## Problem
Each entry must be copied exactly, without omission.

::::::

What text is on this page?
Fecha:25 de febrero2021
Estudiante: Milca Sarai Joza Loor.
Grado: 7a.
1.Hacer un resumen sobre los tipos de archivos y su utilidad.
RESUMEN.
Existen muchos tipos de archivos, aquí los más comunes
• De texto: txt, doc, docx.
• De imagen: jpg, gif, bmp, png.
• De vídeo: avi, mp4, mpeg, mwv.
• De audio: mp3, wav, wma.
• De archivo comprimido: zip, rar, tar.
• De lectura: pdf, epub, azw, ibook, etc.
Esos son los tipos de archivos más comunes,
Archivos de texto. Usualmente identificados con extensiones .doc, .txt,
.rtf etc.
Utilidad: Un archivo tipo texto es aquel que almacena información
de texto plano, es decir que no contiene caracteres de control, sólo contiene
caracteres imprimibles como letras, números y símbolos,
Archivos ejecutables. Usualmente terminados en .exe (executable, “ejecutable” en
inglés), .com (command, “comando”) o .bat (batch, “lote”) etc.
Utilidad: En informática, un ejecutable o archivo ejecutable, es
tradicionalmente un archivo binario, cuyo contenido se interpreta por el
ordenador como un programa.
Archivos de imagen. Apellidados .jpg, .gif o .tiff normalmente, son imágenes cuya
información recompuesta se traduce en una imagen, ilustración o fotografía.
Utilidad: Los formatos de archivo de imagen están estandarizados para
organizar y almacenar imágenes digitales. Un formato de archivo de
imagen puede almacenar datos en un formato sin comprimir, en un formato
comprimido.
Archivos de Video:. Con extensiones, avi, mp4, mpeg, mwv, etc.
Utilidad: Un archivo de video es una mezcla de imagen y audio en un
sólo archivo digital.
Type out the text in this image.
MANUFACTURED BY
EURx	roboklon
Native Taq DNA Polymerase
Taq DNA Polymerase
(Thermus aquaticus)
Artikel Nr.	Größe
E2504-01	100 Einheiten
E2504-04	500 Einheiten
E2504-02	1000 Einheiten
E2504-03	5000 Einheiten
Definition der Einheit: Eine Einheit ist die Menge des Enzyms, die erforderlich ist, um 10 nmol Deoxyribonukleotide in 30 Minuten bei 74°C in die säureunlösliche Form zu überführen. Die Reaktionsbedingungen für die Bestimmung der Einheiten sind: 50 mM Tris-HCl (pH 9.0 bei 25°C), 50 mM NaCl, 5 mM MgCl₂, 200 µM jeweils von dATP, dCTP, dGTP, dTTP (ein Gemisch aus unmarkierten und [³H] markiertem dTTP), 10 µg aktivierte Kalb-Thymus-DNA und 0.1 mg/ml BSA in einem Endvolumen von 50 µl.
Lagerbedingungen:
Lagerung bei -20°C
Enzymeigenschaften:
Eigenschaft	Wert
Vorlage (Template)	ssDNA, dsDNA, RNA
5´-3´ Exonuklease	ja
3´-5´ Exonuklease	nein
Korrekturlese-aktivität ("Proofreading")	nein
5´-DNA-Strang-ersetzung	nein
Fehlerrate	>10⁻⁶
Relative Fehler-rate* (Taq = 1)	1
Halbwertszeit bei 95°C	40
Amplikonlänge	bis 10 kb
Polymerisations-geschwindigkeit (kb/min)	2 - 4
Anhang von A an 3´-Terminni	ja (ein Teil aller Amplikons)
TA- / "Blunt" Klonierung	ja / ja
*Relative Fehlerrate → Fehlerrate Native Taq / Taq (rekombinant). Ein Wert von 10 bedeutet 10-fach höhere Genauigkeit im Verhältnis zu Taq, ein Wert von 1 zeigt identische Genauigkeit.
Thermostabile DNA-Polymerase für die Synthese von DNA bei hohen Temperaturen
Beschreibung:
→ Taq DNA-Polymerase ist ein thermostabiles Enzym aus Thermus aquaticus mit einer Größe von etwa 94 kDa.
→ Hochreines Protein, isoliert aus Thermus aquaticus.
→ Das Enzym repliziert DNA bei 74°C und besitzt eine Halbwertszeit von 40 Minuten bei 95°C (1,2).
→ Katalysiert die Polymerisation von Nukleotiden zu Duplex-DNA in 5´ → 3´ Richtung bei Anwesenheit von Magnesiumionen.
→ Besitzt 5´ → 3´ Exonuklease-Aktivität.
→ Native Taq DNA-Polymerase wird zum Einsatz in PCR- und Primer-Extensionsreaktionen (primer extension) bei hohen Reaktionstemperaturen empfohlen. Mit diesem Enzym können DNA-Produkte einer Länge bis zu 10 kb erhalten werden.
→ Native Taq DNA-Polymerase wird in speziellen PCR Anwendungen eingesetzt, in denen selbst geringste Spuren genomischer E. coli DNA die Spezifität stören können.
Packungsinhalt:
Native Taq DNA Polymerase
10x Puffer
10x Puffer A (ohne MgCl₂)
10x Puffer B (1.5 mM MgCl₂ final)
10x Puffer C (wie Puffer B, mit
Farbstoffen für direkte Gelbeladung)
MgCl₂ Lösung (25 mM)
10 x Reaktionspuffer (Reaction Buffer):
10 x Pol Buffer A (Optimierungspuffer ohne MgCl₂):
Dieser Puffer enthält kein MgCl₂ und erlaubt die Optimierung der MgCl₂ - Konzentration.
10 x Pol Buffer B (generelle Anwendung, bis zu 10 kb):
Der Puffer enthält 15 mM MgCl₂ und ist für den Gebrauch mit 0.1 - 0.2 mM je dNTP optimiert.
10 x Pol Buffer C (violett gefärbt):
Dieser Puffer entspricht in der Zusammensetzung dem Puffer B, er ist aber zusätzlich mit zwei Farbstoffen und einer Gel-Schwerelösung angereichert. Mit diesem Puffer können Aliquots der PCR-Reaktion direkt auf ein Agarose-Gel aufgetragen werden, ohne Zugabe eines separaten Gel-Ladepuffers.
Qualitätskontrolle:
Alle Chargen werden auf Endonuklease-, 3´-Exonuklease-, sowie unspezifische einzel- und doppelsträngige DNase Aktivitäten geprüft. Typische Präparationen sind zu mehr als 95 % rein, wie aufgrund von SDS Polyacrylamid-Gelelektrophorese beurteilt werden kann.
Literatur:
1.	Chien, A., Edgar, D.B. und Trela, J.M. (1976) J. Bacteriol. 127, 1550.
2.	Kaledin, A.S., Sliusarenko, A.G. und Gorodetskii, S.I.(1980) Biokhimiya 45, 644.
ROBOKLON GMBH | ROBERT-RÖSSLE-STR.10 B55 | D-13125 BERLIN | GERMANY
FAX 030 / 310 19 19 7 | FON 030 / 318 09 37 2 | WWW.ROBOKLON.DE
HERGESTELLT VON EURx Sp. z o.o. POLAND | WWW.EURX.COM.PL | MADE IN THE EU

::::::

## Task response
What text is on this page?
Fecha:25 de febrero2021
Estudiante: Milca Sarai Joza Loor.
Grado: 7a.
1.Hacer un resumen sobre los tipos de archivos y su utilidad.
RESUMEN.
Existen muchos tipos de archivos, aquí los más comunes
• De texto: txt, doc, docx.
• De imagen: jpg, gif, bmp, png.
• De vídeo: avi, mp4, mpeg, mwv.
• De audio: mp3, wav, wma.
• De archivo comprimido: zip, rar, tar.
• De lectura: pdf, epub, azw, ibook, etc.
Esos son los tipos de archivos más comunes,
Archivos de texto. Usualmente identificados con extensiones .doc, .txt,
.rtf etc.
Utilidad: Un archivo tipo texto es aquel que almacena información
de texto plano, es decir que no contiene caracteres de control, sólo contiene
caracteres imprimibles como letras, números y símbolos,
Archivos ejecutables. Usualmente terminados en .exe (executable, “ejecutable” en
inglés), .com (command, “comando”) o .bat (batch, “lote”) etc.
Utilidad: En informática, un ejecutable o archivo ejecutable, es
tradicionalmente un archivo binario, cuyo contenido se interpreta por el
ordenador como un programa.
Archivos de imagen. Apellidados .jpg, .gif o .tiff normalmente, son imágenes cuya
información recompuesta se traduce en una imagen, ilustración o fotografía.
Utilidad: Los formatos de archivo de imagen están estandarizados para
organizar y almacenar imágenes digitales. Un formato de archivo de
imagen puede almacenar datos en un formato sin comprimir, en un formato
comprimido.
Archivos de Video:. Con extensiones, avi, mp4, mpeg, mwv, etc.
Utilidad: Un archivo de video es una mezcla de imagen y audio en un
sólo archivo digital.
Type out the text in this image.
MANUFACTURED BY
EURx	roboklon
Native Taq DNA Polymerase
Taq DNA Polymerase
(Thermus aquaticus)
Artikel Nr.	Größe
E2504-01	100 Einheiten
E2504-04	500 Einheiten
E2504-02	1000 Einheiten
E2504-03	5000 Einheiten
Definition der Einheit: Eine Einheit ist die Menge des Enzyms, die erforderlich ist, um 10 nmol Deoxyribonukleotide in 30 Minuten bei 74°C in die säureunlösliche Form zu überführen. Die Reaktionsbedingungen für die Bestimmung der Einheiten sind: 50 mM Tris-HCl (pH 9.0 bei 25°C), 50 mM NaCl, 5 mM MgCl₂, 200 µM jeweils von dATP, dCTP, dGTP, dTTP (ein Gemisch aus unmarkierten und [³H] markiertem dTTP), 10 µg aktivierte Kalb-Thymus-DNA und 0.1 mg/ml BSA in einem Endvolumen von 50 µl.
Lagerbedingungen:
Lagerung bei -20°C
Enzymeigenschaften:
Eigenschaft	Wert
Vorlage (Template)	ssDNA, dsDNA, RNA
5´-3´ Exonuklease	ja
3´-5´ Exonuklease	nein
Korrekturlese-aktivität ("Proofreading")	nein
5´-DNA-Strang-ersetzung	nein
Fehlerrate	>10⁻⁶
Relative Fehler-rate* (Taq = 1)	1
Halbwertszeit bei 95°C	40
Amplikonlänge	bis 10 kb
Polymerisations-geschwindigkeit (kb/min)	2 - 4
Anhang von A an 3´-Terminni	ja (ein Teil aller Amplikons)
TA- / "Blunt" Klonierung	ja / ja
*Relative Fehlerrate → Fehlerrate Native Taq / Taq (rekombinant). Ein Wert von 10 bedeutet 10-fach höhere Genauigkeit im Verhältnis zu Taq, ein Wert von 1 zeigt identische Genauigkeit.
Thermostabile DNA-Polymerase für die Synthese von DNA bei hohen Temperaturen
Beschreibung:
→ Taq DNA-Polymerase ist ein thermostabiles Enzym aus Thermus aquaticus mit einer Größe von etwa 94 kDa.
→ Hochreines Protein, isoliert aus Thermus aquaticus.
→ Das Enzym repliziert DNA bei 74°C und besitzt eine Halbwertszeit von 40 Minuten bei 95°C (1,2).
→ Katalysiert die Polymerisation von Nukleotiden zu Duplex-DNA in 5´ → 3´ Richtung bei Anwesenheit von Magnesiumionen.
→ Besitzt 5´ → 3´ Exonuklease-Aktivität.
→ Native Taq DNA-Polymerase wird zum Einsatz in PCR- und Primer-Extensionsreaktionen (primer extension) bei hohen Reaktionstemperaturen empfohlen. Mit diesem Enzym können DNA-Produkte einer Länge bis zu 10 kb erhalten werden.
→ Native Taq DNA-Polymerase wird in speziellen PCR Anwendungen eingesetzt, in denen selbst geringste Spuren genomischer E. coli DNA die Spezifität stören können.
Packungsinhalt:
Native Taq DNA Polymerase
10x Puffer
10x Puffer A (ohne MgCl₂)
10x Puffer B (1.5 mM MgCl₂ final)
10x Puffer C (wie Puffer B, mit
Farbstoffen für direkte Gelbeladung)
MgCl₂ Lösung (25 mM)
10 x Reaktionspuffer (Reaction Buffer):
10 x Pol Buffer A (Optimierungspuffer ohne MgCl₂):
Dieser Puffer enthält kein MgCl₂ und erlaubt die Optimierung der MgCl₂ - Konzentration.
10 x Pol Buffer B (generelle Anwendung, bis zu 10 kb):
Der Puffer enthält 15 mM MgCl₂ und ist für den Gebrauch mit 0.1 - 0.2 mM je dNTP optimiert.
10 x Pol Buffer C (violett gefärbt):
Dieser Puffer entspricht in der Zusammensetzung dem Puffer B, er ist aber zusätzlich mit zwei Farbstoffen und einer Gel-Schwerelösung angereichert. Mit diesem Puffer können Aliquots der PCR-Reaktion direkt auf ein Agarose-Gel aufgetragen werden, ohne Zugabe eines separaten Gel-Ladepuffers.
Qualitätskontrolle:
Alle Chargen werden auf Endonuklease-, 3´-Exonuklease-, sowie unspezifische einzel- und doppelsträngige DNase Aktivitäten geprüft. Typische Präparationen sind zu mehr als 95 % rein, wie aufgrund von SDS Polyacrylamid-Gelelektrophorese beurteilt werden kann.
Literatur:
1.	Chien, A., Edgar, D.B. und Trela, J.M. (1976) J. Bacteriol. 127, 1550.
2.	Kaledin, A.S., Sliusarenko, A.G. und Gorodetskii, S.I.(1980) Biokhimiya 45, 644.
ROBOKLON GMBH | ROBERT-RÖSSLE-STR.10 B55 | D-13125 BERLIN | GERMANY
FAX 030 / 310 19 19 7 | FON 030 / 318 09 37 2 | WWW.ROBOKLON.DE
HERGESTELLT VON EURx Sp. z o.o. POLAND | WWW.EURX.COM.PL | MADE IN THE EU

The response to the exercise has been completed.